▶ TASK PROMPT
Scan the records for the word "data". Copy each line that includes it.

Extracted records:
○ ○ ○

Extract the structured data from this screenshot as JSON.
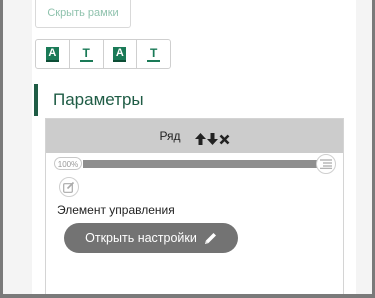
{
  "toolbar": {
    "hide_frames_label": "Скрыть рамки",
    "format_buttons": [
      {
        "glyph": "A",
        "style": "filled",
        "icon": "text-highlight-icon"
      },
      {
        "glyph": "T",
        "style": "outline",
        "icon": "text-underline-icon"
      },
      {
        "glyph": "A",
        "style": "filled",
        "icon": "text-highlight-icon"
      },
      {
        "glyph": "T",
        "style": "outline",
        "icon": "text-underline-icon"
      }
    ]
  },
  "section": {
    "title": "Параметры"
  },
  "row": {
    "label": "Ряд",
    "icons": [
      "arrow-up-icon",
      "arrow-down-icon",
      "close-icon"
    ],
    "slider": {
      "percent_label": "100%",
      "value_percent": 100
    },
    "control_label": "Элемент управления",
    "open_settings_label": "Открыть настройки"
  },
  "colors": {
    "accent": "#1a7a57",
    "section_title": "#1f5c45",
    "hide_frames_text": "#8fc2ad",
    "row_header": "#cccccc",
    "button_bg": "#737373",
    "outer_bg": "#7a7a7a"
  }
}
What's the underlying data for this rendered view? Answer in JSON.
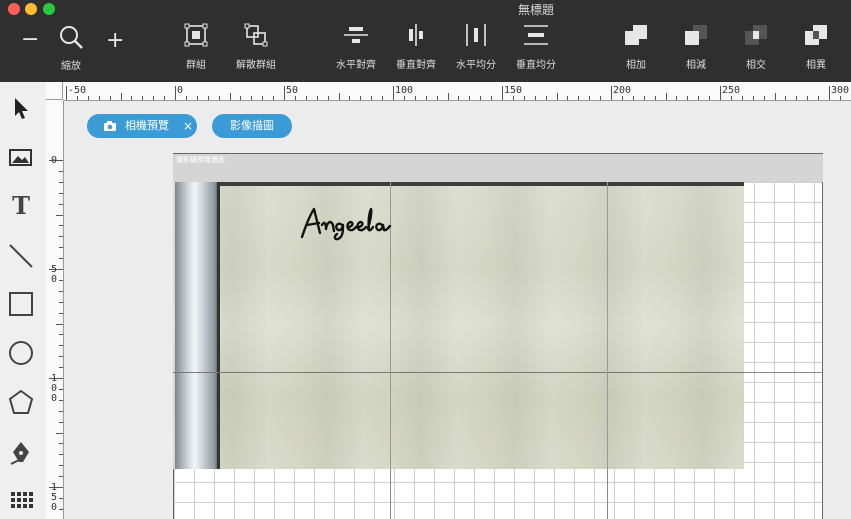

○ ○ ○

▶ SOLUTION TO THIS EXERCISE
Extract the structured data from this screenshot as JSON.
What's the underlying data for this rendered view? Answer in JSON.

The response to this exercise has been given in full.